→ INSTRUCTIONS FOR THE TASK:
Below are records to be output exactly, every one of them.

====

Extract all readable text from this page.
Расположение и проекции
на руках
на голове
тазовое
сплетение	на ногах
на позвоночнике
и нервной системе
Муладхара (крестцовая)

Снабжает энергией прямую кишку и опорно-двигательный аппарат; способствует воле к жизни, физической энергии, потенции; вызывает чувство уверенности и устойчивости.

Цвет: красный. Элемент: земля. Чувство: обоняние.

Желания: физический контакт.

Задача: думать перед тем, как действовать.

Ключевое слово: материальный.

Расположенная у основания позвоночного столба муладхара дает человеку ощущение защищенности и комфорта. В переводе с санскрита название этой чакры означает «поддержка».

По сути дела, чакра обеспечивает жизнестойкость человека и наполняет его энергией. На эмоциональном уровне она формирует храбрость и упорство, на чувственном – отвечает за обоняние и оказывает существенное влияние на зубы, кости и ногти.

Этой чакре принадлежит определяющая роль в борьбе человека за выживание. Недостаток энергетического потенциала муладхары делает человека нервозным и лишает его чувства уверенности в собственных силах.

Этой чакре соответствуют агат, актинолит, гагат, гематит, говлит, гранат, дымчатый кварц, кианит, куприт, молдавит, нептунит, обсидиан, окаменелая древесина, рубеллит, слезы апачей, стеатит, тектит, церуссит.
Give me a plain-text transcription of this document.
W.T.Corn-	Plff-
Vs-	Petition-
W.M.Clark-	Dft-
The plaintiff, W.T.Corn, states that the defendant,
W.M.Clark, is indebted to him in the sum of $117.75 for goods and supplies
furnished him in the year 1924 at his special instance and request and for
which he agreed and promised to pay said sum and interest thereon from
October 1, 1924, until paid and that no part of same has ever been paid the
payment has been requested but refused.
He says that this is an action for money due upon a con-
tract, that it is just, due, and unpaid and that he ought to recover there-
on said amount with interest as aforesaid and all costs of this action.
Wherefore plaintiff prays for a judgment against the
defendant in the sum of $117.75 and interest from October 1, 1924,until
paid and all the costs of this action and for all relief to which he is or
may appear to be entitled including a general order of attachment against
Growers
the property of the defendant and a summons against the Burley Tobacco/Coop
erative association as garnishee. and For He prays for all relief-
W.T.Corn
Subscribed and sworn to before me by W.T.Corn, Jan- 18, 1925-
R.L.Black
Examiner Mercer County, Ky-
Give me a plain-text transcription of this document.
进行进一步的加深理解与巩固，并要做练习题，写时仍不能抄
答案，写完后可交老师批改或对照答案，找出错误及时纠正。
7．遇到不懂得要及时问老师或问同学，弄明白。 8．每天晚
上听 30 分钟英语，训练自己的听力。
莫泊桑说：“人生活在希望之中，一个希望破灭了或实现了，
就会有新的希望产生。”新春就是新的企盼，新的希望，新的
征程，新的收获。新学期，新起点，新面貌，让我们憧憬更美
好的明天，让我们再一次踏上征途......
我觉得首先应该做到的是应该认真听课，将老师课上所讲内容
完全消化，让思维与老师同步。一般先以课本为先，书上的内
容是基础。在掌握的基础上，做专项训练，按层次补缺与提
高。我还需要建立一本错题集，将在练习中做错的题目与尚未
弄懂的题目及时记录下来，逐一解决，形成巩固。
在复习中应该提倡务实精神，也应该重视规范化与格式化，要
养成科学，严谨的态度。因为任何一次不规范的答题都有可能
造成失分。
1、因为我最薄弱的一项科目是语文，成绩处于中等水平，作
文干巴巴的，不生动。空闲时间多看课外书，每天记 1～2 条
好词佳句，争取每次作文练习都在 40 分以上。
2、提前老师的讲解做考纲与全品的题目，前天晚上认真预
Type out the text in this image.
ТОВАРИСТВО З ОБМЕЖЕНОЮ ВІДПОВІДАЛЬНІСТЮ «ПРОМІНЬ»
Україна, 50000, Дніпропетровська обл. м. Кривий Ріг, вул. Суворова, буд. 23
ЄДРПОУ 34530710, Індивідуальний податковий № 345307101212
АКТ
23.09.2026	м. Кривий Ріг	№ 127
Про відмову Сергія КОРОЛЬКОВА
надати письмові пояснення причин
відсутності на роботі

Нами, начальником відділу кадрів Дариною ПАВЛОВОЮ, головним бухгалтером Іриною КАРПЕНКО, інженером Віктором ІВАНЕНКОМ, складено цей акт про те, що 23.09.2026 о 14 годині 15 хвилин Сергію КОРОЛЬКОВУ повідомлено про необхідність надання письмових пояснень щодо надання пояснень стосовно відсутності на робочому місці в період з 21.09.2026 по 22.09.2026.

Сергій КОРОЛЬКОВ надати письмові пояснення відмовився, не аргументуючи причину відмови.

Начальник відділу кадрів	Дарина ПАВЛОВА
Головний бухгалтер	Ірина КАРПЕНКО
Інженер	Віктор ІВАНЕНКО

====

→ SOLUTION TO THIS EXERCISE:
Extract all readable text from this page.
Расположение и проекции
на руках
на голове
тазовое
сплетение	на ногах
на позвоночнике
и нервной системе
Муладхара (крестцовая)

Снабжает энергией прямую кишку и опорно-двигательный аппарат; способствует воле к жизни, физической энергии, потенции; вызывает чувство уверенности и устойчивости.

Цвет: красный. Элемент: земля. Чувство: обоняние.

Желания: физический контакт.

Задача: думать перед тем, как действовать.

Ключевое слово: материальный.

Расположенная у основания позвоночного столба муладхара дает человеку ощущение защищенности и комфорта. В переводе с санскрита название этой чакры означает «поддержка».

По сути дела, чакра обеспечивает жизнестойкость человека и наполняет его энергией. На эмоциональном уровне она формирует храбрость и упорство, на чувственном – отвечает за обоняние и оказывает существенное влияние на зубы, кости и ногти.

Этой чакре принадлежит определяющая роль в борьбе человека за выживание. Недостаток энергетического потенциала муладхары делает человека нервозным и лишает его чувства уверенности в собственных силах.

Этой чакре соответствуют агат, актинолит, гагат, гематит, говлит, гранат, дымчатый кварц, кианит, куприт, молдавит, нептунит, обсидиан, окаменелая древесина, рубеллит, слезы апачей, стеатит, тектит, церуссит.
Give me a plain-text transcription of this document.
W.T.Corn-	Plff-
Vs-	Petition-
W.M.Clark-	Dft-
The plaintiff, W.T.Corn, states that the defendant,
W.M.Clark, is indebted to him in the sum of $117.75 for goods and supplies
furnished him in the year 1924 at his special instance and request and for
which he agreed and promised to pay said sum and interest thereon from
October 1, 1924, until paid and that no part of same has ever been paid the
payment has been requested but refused.
He says that this is an action for money due upon a con-
tract, that it is just, due, and unpaid and that he ought to recover there-
on said amount with interest as aforesaid and all costs of this action.
Wherefore plaintiff prays for a judgment against the
defendant in the sum of $117.75 and interest from October 1, 1924,until
paid and all the costs of this action and for all relief to which he is or
may appear to be entitled including a general order of attachment against
Growers
the property of the defendant and a summons against the Burley Tobacco/Coop
erative association as garnishee. and For He prays for all relief-
W.T.Corn
Subscribed and sworn to before me by W.T.Corn, Jan- 18, 1925-
R.L.Black
Examiner Mercer County, Ky-
Give me a plain-text transcription of this document.
进行进一步的加深理解与巩固，并要做练习题，写时仍不能抄
答案，写完后可交老师批改或对照答案，找出错误及时纠正。
7．遇到不懂得要及时问老师或问同学，弄明白。 8．每天晚
上听 30 分钟英语，训练自己的听力。
莫泊桑说：“人生活在希望之中，一个希望破灭了或实现了，
就会有新的希望产生。”新春就是新的企盼，新的希望，新的
征程，新的收获。新学期，新起点，新面貌，让我们憧憬更美
好的明天，让我们再一次踏上征途......
我觉得首先应该做到的是应该认真听课，将老师课上所讲内容
完全消化，让思维与老师同步。一般先以课本为先，书上的内
容是基础。在掌握的基础上，做专项训练，按层次补缺与提
高。我还需要建立一本错题集，将在练习中做错的题目与尚未
弄懂的题目及时记录下来，逐一解决，形成巩固。
在复习中应该提倡务实精神，也应该重视规范化与格式化，要
养成科学，严谨的态度。因为任何一次不规范的答题都有可能
造成失分。
1、因为我最薄弱的一项科目是语文，成绩处于中等水平，作
文干巴巴的，不生动。空闲时间多看课外书，每天记 1～2 条
好词佳句，争取每次作文练习都在 40 分以上。
2、提前老师的讲解做考纲与全品的题目，前天晚上认真预
Type out the text in this image.
ТОВАРИСТВО З ОБМЕЖЕНОЮ ВІДПОВІДАЛЬНІСТЮ «ПРОМІНЬ»
Україна, 50000, Дніпропетровська обл. м. Кривий Ріг, вул. Суворова, буд. 23
ЄДРПОУ 34530710, Індивідуальний податковий № 345307101212
АКТ
23.09.2026	м. Кривий Ріг	№ 127
Про відмову Сергія КОРОЛЬКОВА
надати письмові пояснення причин
відсутності на роботі

Нами, начальником відділу кадрів Дариною ПАВЛОВОЮ, головним бухгалтером Іриною КАРПЕНКО, інженером Віктором ІВАНЕНКОМ, складено цей акт про те, що 23.09.2026 о 14 годині 15 хвилин Сергію КОРОЛЬКОВУ повідомлено про необхідність надання письмових пояснень щодо надання пояснень стосовно відсутності на робочому місці в період з 21.09.2026 по 22.09.2026.

Сергій КОРОЛЬКОВ надати письмові пояснення відмовився, не аргументуючи причину відмови.

Начальник відділу кадрів	Дарина ПАВЛОВА
Головний бухгалтер	Ірина КАРПЕНКО
Інженер	Віктор ІВАНЕНКО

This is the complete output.